PROBLEM STATEMENT: Work through the data below line by line and say how many lines hold "title"; give only the number.

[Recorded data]
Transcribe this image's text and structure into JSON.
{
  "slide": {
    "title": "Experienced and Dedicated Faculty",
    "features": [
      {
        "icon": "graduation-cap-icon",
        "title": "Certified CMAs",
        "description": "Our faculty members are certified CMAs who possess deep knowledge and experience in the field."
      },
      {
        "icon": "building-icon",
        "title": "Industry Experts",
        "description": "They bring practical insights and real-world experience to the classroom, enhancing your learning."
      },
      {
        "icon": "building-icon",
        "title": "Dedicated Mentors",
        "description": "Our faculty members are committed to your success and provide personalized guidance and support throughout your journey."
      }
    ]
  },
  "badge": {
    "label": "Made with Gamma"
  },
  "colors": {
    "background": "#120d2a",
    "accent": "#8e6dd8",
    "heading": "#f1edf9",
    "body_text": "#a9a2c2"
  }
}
...
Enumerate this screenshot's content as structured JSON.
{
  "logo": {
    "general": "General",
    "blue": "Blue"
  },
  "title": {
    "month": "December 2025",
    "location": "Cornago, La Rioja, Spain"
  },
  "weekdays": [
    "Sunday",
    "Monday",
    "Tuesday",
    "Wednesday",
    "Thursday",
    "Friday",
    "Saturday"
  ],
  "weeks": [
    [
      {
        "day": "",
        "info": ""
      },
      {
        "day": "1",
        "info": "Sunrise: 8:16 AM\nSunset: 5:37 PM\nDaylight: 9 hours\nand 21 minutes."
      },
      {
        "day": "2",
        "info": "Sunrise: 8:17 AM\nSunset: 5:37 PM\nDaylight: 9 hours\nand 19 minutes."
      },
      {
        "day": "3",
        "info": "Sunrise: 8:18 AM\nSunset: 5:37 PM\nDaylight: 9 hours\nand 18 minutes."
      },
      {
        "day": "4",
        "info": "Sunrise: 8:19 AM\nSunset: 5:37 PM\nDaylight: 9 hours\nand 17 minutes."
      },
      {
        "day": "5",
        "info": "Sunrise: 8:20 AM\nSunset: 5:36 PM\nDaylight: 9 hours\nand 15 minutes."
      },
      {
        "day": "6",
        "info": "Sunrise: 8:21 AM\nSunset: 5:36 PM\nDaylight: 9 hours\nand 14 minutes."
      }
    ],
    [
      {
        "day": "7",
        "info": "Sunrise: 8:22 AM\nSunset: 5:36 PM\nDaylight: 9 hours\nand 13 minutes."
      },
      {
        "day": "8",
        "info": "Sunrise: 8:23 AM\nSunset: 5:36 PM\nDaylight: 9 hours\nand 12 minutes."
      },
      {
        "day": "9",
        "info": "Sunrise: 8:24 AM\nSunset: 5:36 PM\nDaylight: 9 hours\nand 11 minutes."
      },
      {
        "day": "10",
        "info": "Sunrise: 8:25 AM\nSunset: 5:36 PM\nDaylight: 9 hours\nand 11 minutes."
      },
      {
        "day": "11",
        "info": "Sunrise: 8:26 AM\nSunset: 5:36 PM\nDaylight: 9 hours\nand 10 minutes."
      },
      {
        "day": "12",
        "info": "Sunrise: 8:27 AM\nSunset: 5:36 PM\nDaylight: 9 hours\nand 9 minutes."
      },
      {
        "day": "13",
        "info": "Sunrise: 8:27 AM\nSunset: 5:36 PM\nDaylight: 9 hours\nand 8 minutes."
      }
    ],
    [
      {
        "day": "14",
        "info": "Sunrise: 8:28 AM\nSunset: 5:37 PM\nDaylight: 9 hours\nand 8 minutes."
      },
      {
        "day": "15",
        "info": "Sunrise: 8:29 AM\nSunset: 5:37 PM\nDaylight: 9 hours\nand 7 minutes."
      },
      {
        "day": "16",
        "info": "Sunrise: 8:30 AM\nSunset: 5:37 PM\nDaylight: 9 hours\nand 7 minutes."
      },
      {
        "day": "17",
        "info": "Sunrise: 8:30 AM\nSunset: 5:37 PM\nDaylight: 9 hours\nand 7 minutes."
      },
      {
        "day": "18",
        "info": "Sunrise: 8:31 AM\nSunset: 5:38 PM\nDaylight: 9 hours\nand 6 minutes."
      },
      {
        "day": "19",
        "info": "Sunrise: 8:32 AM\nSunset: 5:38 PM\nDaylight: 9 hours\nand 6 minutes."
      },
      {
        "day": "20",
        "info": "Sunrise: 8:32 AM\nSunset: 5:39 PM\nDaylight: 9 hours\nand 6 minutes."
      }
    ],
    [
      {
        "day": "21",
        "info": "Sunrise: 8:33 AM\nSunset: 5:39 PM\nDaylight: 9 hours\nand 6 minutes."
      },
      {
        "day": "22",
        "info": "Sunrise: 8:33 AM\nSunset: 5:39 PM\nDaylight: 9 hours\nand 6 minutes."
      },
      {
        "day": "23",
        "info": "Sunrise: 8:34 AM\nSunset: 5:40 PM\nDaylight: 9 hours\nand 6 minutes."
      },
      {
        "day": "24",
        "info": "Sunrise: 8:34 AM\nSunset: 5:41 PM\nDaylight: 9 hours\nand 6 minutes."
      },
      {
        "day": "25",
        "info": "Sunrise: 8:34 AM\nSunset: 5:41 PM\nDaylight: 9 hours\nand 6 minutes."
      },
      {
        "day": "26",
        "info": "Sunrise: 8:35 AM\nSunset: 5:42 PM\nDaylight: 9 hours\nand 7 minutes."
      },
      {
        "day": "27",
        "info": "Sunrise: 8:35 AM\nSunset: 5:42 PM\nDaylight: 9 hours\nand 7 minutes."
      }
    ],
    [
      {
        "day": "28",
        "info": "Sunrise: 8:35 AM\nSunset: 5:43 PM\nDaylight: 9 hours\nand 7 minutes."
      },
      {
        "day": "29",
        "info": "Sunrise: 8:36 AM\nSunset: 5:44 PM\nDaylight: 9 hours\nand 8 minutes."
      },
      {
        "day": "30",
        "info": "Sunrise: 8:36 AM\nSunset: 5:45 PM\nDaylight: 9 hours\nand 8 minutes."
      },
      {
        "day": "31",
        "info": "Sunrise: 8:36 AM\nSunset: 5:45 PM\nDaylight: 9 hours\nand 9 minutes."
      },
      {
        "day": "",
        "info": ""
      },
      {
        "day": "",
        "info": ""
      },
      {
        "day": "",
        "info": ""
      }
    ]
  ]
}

FINAL ANSWER: 5